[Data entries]

** BEGIN **

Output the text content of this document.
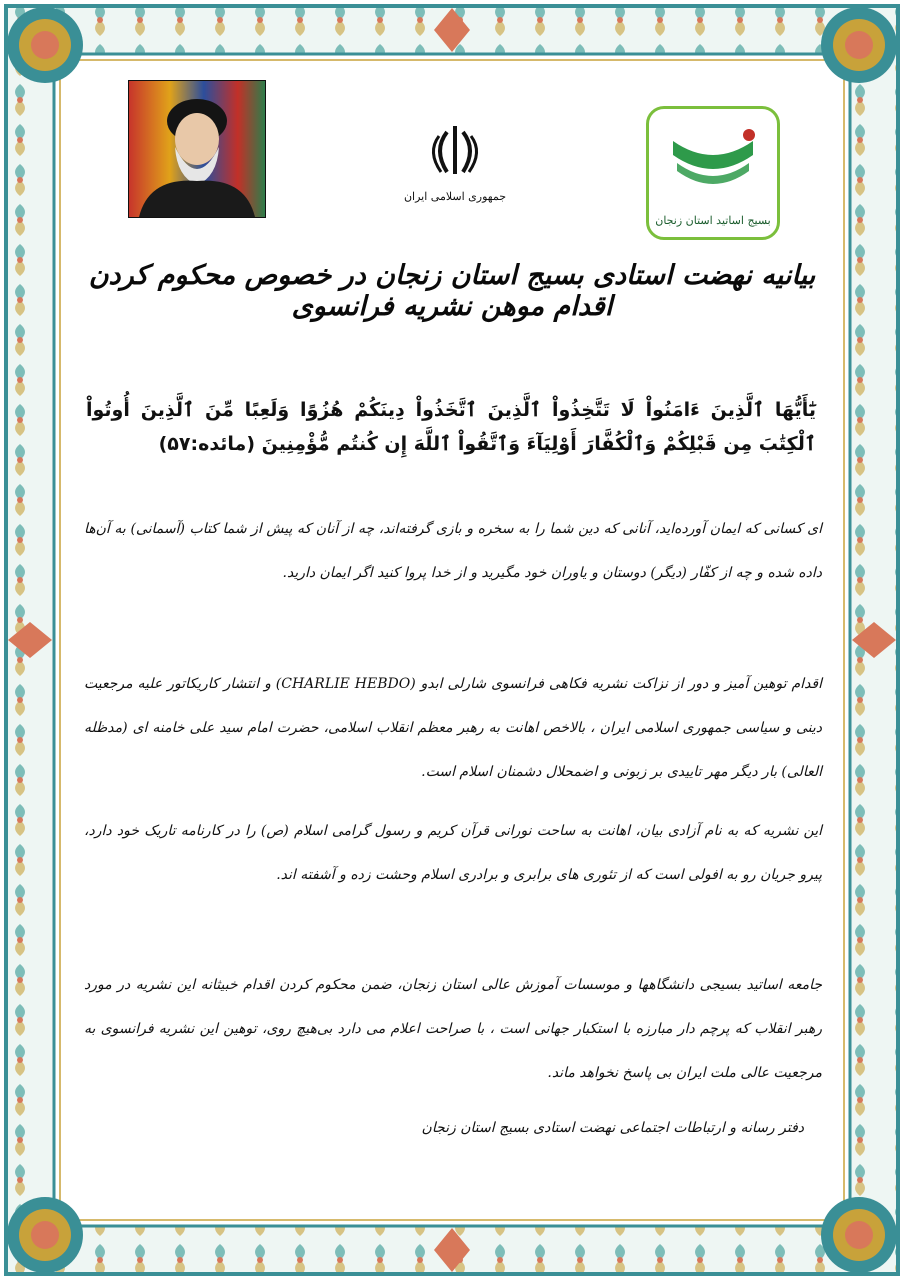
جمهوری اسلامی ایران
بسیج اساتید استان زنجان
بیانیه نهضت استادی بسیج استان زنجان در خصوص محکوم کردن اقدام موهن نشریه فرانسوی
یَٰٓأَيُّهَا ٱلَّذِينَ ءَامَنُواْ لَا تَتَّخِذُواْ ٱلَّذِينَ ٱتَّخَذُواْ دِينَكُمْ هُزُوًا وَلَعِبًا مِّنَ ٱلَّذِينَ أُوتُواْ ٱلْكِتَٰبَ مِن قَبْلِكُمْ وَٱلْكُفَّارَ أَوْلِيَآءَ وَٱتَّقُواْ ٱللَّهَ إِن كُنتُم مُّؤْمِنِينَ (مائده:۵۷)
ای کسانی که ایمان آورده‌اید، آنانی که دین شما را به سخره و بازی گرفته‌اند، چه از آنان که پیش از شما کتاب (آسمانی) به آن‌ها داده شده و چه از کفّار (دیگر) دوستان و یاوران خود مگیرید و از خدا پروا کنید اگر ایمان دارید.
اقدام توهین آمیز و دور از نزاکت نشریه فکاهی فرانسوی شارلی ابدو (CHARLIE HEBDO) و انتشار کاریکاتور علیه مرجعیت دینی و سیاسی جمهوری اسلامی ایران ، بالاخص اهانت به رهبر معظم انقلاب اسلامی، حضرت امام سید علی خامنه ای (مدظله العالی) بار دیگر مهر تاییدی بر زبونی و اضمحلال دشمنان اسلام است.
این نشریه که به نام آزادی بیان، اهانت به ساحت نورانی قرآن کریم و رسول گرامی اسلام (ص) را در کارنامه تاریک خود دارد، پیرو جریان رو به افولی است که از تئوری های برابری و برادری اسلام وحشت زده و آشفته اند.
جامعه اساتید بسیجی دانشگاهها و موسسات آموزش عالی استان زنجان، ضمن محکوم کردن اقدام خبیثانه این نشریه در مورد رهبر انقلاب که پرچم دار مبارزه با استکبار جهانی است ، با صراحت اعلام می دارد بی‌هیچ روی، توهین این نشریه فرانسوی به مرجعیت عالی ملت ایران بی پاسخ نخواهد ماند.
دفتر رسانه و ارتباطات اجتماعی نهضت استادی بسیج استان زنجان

** END **

• SHORT EXERCISE: Copy out each line of the data containing the string "دیگر".

• COMPLETE ANSWER:
ای کسانی که ایمان آورده‌اید، آنانی که دین شما را به سخره و بازی گرفته‌اند، چه از آنان که پیش از شما کتاب (آسمانی) به آن‌ها داده شده و چه از کفّار (دیگر) دوستان و یاوران خود مگیرید و از خدا پروا کنید اگر ایمان دارید.
اقدام توهین آمیز و دور از نزاکت نشریه فکاهی فرانسوی شارلی ابدو (CHARLIE HEBDO) و انتشار کاریکاتور علیه مرجعیت دینی و سیاسی جمهوری اسلامی ایران ، بالاخص اهانت به رهبر معظم انقلاب اسلامی، حضرت امام سید علی خامنه ای (مدظله العالی) بار دیگر مهر تاییدی بر زبونی و اضمحلال دشمنان اسلام است.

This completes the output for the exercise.